Work to be completed: Each entry below should be reproduced character for character.

Data to use:
[Start]
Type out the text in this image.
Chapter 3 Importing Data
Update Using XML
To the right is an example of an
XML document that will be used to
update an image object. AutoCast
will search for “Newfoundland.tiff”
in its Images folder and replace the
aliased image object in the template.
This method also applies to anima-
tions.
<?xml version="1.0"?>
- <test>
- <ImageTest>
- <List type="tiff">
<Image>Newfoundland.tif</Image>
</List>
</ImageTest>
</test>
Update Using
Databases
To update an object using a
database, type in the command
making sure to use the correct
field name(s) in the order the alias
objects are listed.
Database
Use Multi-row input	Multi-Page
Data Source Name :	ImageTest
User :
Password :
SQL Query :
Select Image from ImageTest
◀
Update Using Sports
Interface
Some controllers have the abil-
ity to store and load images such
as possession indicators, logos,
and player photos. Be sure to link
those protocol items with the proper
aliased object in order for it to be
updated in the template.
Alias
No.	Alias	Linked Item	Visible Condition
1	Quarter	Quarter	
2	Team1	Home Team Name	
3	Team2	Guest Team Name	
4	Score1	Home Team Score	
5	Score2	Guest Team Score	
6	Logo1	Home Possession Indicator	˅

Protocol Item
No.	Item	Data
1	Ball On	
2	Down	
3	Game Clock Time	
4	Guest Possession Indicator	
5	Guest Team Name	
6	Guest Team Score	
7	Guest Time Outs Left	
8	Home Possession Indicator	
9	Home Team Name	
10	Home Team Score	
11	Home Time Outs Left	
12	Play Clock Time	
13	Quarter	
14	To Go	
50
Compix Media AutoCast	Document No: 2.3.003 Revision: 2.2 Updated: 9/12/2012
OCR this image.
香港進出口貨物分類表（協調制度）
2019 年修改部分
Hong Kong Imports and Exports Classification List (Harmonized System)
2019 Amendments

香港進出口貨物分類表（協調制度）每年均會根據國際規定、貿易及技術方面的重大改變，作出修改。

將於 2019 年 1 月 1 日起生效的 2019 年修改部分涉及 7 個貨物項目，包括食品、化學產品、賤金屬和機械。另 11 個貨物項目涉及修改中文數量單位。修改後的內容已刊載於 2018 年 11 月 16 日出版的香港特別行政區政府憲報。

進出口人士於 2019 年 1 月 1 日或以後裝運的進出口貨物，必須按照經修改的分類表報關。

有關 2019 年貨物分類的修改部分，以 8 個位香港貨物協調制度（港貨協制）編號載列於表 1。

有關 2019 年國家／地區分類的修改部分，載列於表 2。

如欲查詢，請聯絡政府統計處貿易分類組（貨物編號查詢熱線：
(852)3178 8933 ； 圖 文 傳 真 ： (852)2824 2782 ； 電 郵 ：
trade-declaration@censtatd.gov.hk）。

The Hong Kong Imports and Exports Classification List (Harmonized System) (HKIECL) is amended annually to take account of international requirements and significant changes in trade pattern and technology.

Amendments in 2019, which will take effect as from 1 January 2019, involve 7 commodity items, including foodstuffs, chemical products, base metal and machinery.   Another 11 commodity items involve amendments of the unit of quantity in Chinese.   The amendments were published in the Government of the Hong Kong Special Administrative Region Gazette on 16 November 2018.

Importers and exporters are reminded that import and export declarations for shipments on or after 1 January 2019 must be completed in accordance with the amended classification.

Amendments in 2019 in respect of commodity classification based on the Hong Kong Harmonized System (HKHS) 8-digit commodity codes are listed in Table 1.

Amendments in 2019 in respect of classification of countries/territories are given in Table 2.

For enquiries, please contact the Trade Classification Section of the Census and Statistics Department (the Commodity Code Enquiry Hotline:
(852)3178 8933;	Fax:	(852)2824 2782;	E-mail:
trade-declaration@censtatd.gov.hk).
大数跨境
[End]
Answer to the task:
Type out the text in this image.
Chapter 3 Importing Data
Update Using XML
To the right is an example of an
XML document that will be used to
update an image object. AutoCast
will search for “Newfoundland.tiff”
in its Images folder and replace the
aliased image object in the template.
This method also applies to anima-
tions.
<?xml version="1.0"?>
- <test>
- <ImageTest>
- <List type="tiff">
<Image>Newfoundland.tif</Image>
</List>
</ImageTest>
</test>
Update Using
Databases
To update an object using a
database, type in the command
making sure to use the correct
field name(s) in the order the alias
objects are listed.
Database
Use Multi-row input	Multi-Page
Data Source Name :	ImageTest
User :
Password :
SQL Query :
Select Image from ImageTest
◀
Update Using Sports
Interface
Some controllers have the abil-
ity to store and load images such
as possession indicators, logos,
and player photos. Be sure to link
those protocol items with the proper
aliased object in order for it to be
updated in the template.
Alias
No.	Alias	Linked Item	Visible Condition
1	Quarter	Quarter	
2	Team1	Home Team Name	
3	Team2	Guest Team Name	
4	Score1	Home Team Score	
5	Score2	Guest Team Score	
6	Logo1	Home Possession Indicator	˅

Protocol Item
No.	Item	Data
1	Ball On	
2	Down	
3	Game Clock Time	
4	Guest Possession Indicator	
5	Guest Team Name	
6	Guest Team Score	
7	Guest Time Outs Left	
8	Home Possession Indicator	
9	Home Team Name	
10	Home Team Score	
11	Home Time Outs Left	
12	Play Clock Time	
13	Quarter	
14	To Go	
50
Compix Media AutoCast	Document No: 2.3.003 Revision: 2.2 Updated: 9/12/2012
OCR this image.
香港進出口貨物分類表（協調制度）
2019 年修改部分
Hong Kong Imports and Exports Classification List (Harmonized System)
2019 Amendments

香港進出口貨物分類表（協調制度）每年均會根據國際規定、貿易及技術方面的重大改變，作出修改。

將於 2019 年 1 月 1 日起生效的 2019 年修改部分涉及 7 個貨物項目，包括食品、化學產品、賤金屬和機械。另 11 個貨物項目涉及修改中文數量單位。修改後的內容已刊載於 2018 年 11 月 16 日出版的香港特別行政區政府憲報。

進出口人士於 2019 年 1 月 1 日或以後裝運的進出口貨物，必須按照經修改的分類表報關。

有關 2019 年貨物分類的修改部分，以 8 個位香港貨物協調制度（港貨協制）編號載列於表 1。

有關 2019 年國家／地區分類的修改部分，載列於表 2。

如欲查詢，請聯絡政府統計處貿易分類組（貨物編號查詢熱線：
(852)3178 8933 ； 圖 文 傳 真 ： (852)2824 2782 ； 電 郵 ：
trade-declaration@censtatd.gov.hk）。

The Hong Kong Imports and Exports Classification List (Harmonized System) (HKIECL) is amended annually to take account of international requirements and significant changes in trade pattern and technology.

Amendments in 2019, which will take effect as from 1 January 2019, involve 7 commodity items, including foodstuffs, chemical products, base metal and machinery.   Another 11 commodity items involve amendments of the unit of quantity in Chinese.   The amendments were published in the Government of the Hong Kong Special Administrative Region Gazette on 16 November 2018.

Importers and exporters are reminded that import and export declarations for shipments on or after 1 January 2019 must be completed in accordance with the amended classification.

Amendments in 2019 in respect of commodity classification based on the Hong Kong Harmonized System (HKHS) 8-digit commodity codes are listed in Table 1.

Amendments in 2019 in respect of classification of countries/territories are given in Table 2.

For enquiries, please contact the Trade Classification Section of the Census and Statistics Department (the Commodity Code Enquiry Hotline:
(852)3178 8933;	Fax:	(852)2824 2782;	E-mail:
trade-declaration@censtatd.gov.hk).
大数跨境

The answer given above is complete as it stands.